Task directions: Using the CUDA profiler excerpt below, explain why the GPU Time Height plot includes a legend.

--- START Excerpt provided ---

Information furnished is believed to be accurate and reliable. However,
NVIDIA Corporation assumes no responsibility for the consequences of use
of such information or for any infringement of patents or other rights
of third parties that may result from its use. No license is granted by
implication or otherwise under any patent or patent rights of NVIDIA
Corporation. Specifications mentioned in this publication are subject
to change without notice. These materials supersedes and replaces all
information previously supplied. NVIDIA Corporation products are not
authorized for use as critical components in life support devices or
systems without express written approval of NVIDIA Corporation.

Trademarks

NVIDIA, CUDA, and the NVIDIA logo are trademarks or registered trademarks
of NVIDIA Corporation in the United States and other countries. Other
company and product names may be trademarks of the respective companies
with which they are associated.

Copyright

(C) 2007-2009 by NVIDIA Corporation. All rights reserved.



LIST OF SUPPORTED FEATURES:
--------------------------
- Execute a CUDA program with profiling enabled and view the profiler output
as a table. The table has the following columns for each GPU method:
timestamp: Start time stamp
method: GPU method name. This is either "memcopy" for memory copies
or the name of a GPU kernel.
GPU Time
CPU Time
Occupancy
Profiler counters:
gld_incoherent : Number of non-coalesced global memory loads
gld_coherent : Number of coalesced global memory loads
gst_incoherent : Number of non-coalesced global memory stores
gst_coherent : Number of coalesced global memory stores
local_load : Number of local memory loads
local_store : Number of local memory stores
branch : Number of branch events (instruction and/or sync stack)
divergent_branch : Number of divergent branches within a warp
instructions : Number of dynamic instructions (in fetch)
warp_serialize : Number of threads in a warp serialize based
on address (GRF or constant)
cta_launched : Number of CTAs launched on the PM TPC

Please refer the "Interpreting Profiler Counters" section below for
more information on profiler counters.
Note that profiler counters are also referred to as profiler signals.


- Display the summary profiler table. It has the following columns for each
GPU method:
method name
number of calls
total GPU time
total CPU time
% age GPU time
Total counts for each profiler counter.

- Display various kinds of plots:
. Summary profiling data bar plot
. GPU Time Height plot
. GPU Time Width plot
. Profiler counter bar plot
. Profiler output table column bar plot

- Analysis of profiler output - lists out method with high number of:
. incoherent stores
. incoherent loads
. warp serializations

- Compare profiler output for multiple program runs of the same program
or for different programs. Each program run is referred to as a session.

- Save profiling data for multiple sessions. A group of sessions is referred
to as a project.

- Import/Export CUDA Profiler CSV format data


DESCRIPTION OF DIFFERENT PLOTS:
------------------------------

- Summary profiling data bar plot
. One bar for each method
. Bars sorted in decreasing gpu time,
. Bar length is proportional to cumulative gputime for a method

- GPU Time Height Plot:
It is a bar diagram in which the height of each bar is proportional
to the GPU time for a method and a different bar color is assigned for
each method. A legend is displayed which shows the color assignment for
different methods. The width of each bar is fixed and the bars are displayed
in the order in which the methods are executed.

--- END Excerpt provided ---
--- START Data provided ---

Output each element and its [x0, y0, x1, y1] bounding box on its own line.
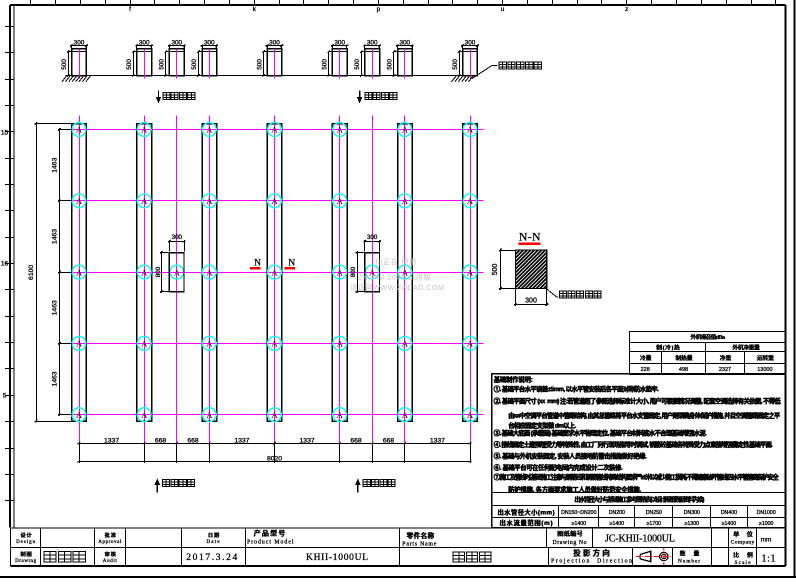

--- END Data provided ---

Output for this task: The GPU Time Height plot gives each method a different bar color. The legend shows which color is assigned to which method.